:: WHAT IS EXPECTED ::
Filter for the word "investigated" and keep each matching line.

(begin)

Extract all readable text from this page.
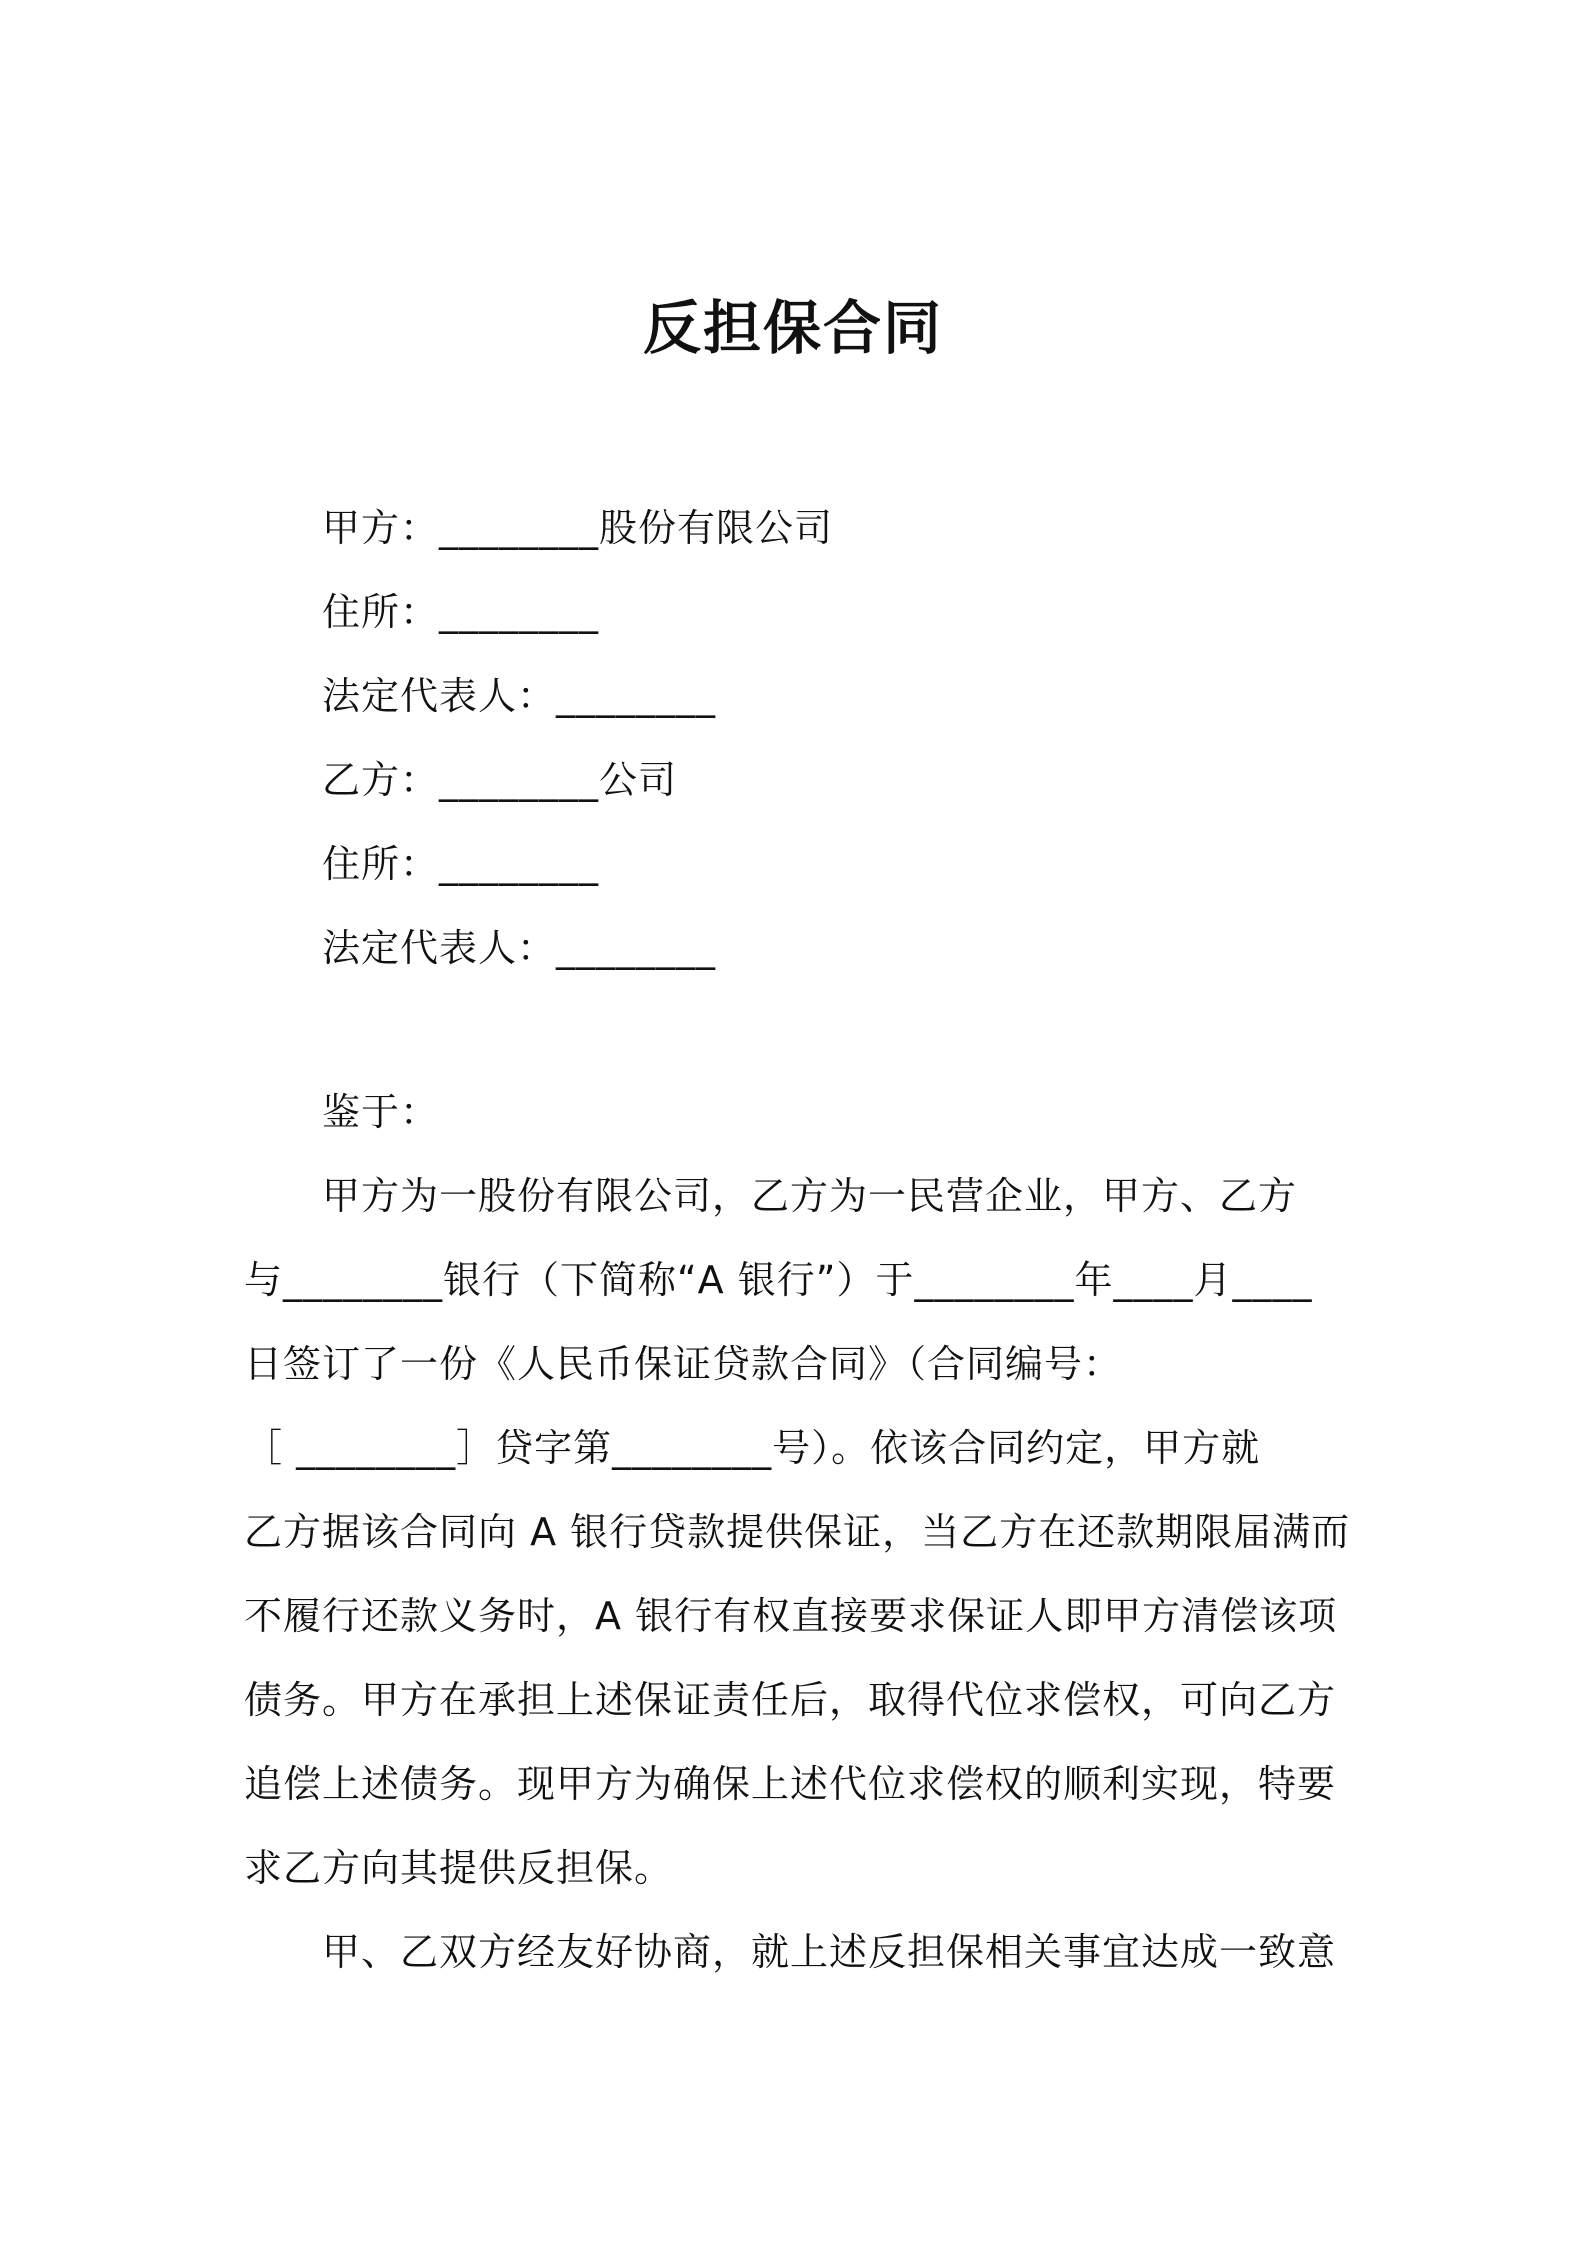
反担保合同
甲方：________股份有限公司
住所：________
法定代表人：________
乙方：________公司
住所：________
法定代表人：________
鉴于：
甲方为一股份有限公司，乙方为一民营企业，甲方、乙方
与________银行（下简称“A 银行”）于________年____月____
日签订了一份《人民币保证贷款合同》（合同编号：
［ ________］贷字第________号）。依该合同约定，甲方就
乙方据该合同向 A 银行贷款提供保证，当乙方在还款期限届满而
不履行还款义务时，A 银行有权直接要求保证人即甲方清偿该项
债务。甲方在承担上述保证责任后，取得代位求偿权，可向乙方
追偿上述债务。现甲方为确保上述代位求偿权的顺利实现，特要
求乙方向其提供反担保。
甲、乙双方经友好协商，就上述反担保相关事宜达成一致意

(end)
(begin)

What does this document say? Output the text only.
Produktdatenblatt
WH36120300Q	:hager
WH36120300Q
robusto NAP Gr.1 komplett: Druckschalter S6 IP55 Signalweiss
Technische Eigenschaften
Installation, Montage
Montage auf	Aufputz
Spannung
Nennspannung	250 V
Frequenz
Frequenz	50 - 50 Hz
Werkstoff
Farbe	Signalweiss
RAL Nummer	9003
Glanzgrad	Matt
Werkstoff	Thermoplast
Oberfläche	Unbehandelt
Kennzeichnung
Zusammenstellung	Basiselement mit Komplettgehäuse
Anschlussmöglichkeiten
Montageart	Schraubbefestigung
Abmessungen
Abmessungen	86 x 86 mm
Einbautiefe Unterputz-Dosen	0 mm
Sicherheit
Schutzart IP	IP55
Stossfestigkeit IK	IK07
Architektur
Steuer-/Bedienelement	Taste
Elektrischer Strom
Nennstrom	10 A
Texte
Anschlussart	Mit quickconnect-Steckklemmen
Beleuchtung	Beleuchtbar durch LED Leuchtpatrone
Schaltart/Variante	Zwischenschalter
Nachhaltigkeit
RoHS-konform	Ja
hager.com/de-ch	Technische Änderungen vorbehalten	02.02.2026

(end)
(begin)

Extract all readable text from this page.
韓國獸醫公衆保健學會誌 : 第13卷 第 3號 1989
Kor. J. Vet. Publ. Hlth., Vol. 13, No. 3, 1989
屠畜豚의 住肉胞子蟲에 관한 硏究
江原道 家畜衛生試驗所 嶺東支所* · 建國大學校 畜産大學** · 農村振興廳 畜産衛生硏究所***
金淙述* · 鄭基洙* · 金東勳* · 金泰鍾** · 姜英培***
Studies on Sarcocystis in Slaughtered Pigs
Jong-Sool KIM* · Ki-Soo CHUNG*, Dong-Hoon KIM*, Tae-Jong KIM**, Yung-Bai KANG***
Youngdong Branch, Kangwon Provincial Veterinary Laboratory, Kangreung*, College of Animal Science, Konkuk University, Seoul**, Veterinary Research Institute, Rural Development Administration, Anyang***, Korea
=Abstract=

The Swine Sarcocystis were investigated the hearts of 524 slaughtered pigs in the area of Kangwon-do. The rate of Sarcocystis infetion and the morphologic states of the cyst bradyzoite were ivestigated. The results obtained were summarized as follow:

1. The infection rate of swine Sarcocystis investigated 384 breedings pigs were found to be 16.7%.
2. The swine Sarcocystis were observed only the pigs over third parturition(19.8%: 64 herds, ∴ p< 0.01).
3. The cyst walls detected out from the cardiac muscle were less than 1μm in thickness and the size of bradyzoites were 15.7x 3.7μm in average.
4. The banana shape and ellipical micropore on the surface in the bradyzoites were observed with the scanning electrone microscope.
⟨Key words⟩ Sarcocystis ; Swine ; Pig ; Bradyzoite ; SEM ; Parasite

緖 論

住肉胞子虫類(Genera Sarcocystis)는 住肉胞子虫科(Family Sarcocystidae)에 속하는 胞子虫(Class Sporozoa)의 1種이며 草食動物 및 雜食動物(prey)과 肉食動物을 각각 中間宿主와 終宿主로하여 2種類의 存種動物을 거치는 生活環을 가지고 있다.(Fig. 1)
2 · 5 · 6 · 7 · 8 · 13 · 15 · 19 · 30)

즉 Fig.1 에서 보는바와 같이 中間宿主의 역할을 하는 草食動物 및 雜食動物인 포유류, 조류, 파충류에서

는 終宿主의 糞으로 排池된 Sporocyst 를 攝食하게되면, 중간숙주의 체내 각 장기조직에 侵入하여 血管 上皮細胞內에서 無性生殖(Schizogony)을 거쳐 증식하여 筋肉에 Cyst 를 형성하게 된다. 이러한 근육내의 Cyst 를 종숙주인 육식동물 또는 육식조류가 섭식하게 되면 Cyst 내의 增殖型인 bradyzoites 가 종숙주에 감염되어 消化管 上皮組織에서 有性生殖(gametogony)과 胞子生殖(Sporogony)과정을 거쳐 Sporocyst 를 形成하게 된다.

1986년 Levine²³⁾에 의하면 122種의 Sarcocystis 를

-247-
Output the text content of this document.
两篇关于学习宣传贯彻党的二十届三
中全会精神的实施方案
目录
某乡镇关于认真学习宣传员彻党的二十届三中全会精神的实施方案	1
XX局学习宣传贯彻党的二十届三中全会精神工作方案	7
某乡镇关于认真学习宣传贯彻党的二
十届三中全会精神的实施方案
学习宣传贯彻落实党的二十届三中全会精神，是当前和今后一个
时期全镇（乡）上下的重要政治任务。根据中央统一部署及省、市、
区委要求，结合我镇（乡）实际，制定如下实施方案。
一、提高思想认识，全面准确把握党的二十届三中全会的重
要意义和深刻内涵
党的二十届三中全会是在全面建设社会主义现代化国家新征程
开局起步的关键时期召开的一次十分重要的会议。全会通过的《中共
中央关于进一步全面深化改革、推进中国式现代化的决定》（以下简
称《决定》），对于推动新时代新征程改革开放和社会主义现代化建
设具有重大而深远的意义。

(end)

:: SOLUTION ::
The Swine Sarcocystis were investigated the hearts of 524 slaughtered pigs in the area of Kangwon-do. The rate of Sarcocystis infetion and the morphologic states of the cyst bradyzoite were ivestigated. The results obtained were summarized as follow:
1. The infection rate of swine Sarcocystis investigated 384 breedings pigs were found to be 16.7%.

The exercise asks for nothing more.